§ **Task statement**
For the entries that follow, tally the lines holding the string "structure". Give the total and nothing else.

§ **Entries supplied**
—————
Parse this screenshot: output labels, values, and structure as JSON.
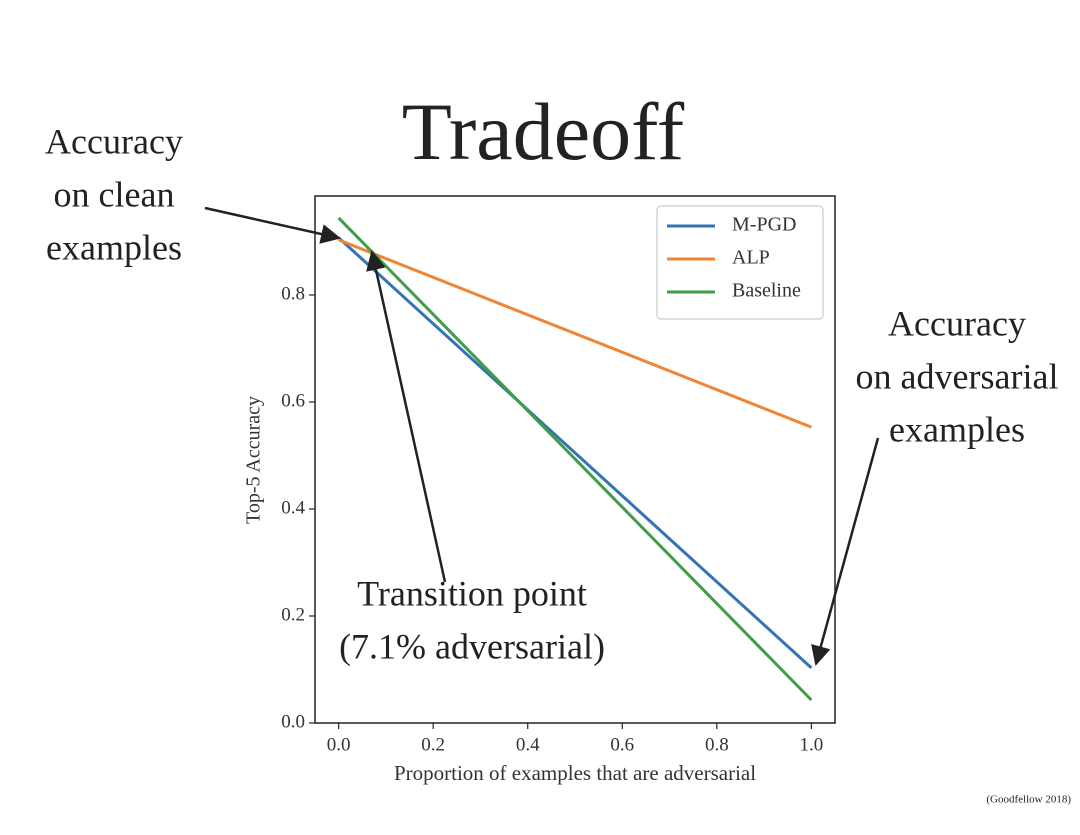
{
  "title": "Tradeoff",
  "citation": "(Goodfellow 2018)",
  "annotations": [
    {
      "lines": [
        "Accuracy",
        "on clean",
        "examples"
      ]
    },
    {
      "lines": [
        "Accuracy",
        "on adversarial",
        "examples"
      ]
    },
    {
      "lines": [
        "Transition point",
        "(7.1% adversarial)"
      ]
    }
  ],
  "chart_data": {
    "type": "line",
    "xlabel": "Proportion of examples that are adversarial",
    "ylabel": "Top-5 Accuracy",
    "x": [
      0,
      1
    ],
    "series": [
      {
        "name": "M-PGD",
        "color": "#3274b5",
        "values": [
          0.907,
          0.103
        ]
      },
      {
        "name": "ALP",
        "color": "#ef8536",
        "values": [
          0.903,
          0.553
        ]
      },
      {
        "name": "Baseline",
        "color": "#3d9e47",
        "values": [
          0.944,
          0.043
        ]
      }
    ],
    "xlim": [
      -0.05,
      1.05
    ],
    "ylim": [
      0,
      0.985
    ],
    "xticks": [
      {
        "value": 0,
        "label": "0.0"
      },
      0.2,
      0.4,
      0.6,
      0.8,
      {
        "value": 1,
        "label": "1.0"
      }
    ],
    "yticks": [
      {
        "value": 0,
        "label": "0.0"
      },
      0.2,
      0.4,
      0.6,
      0.8
    ],
    "legend": "upper right",
    "grid": false
  }
}
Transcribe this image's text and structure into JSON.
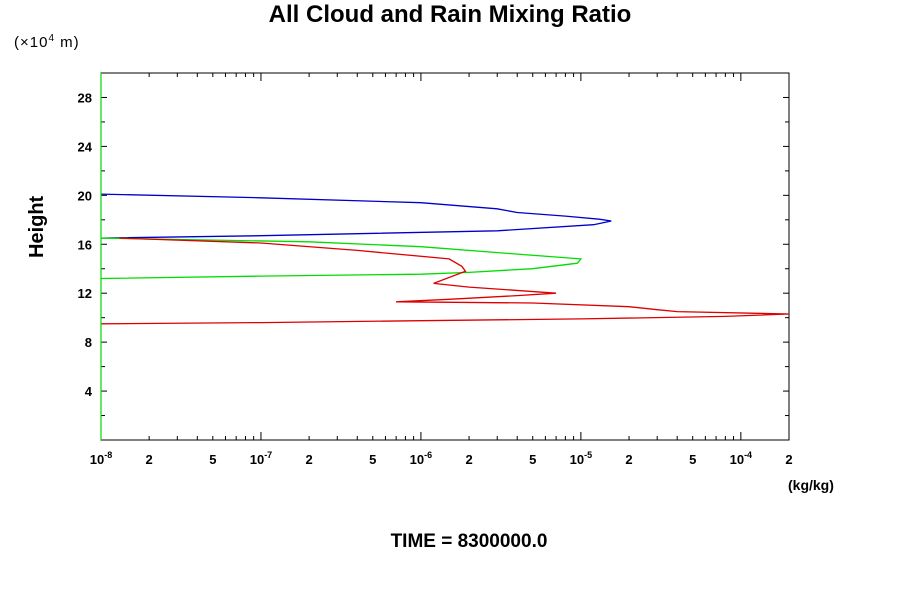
—————
§ **Output of the task**
2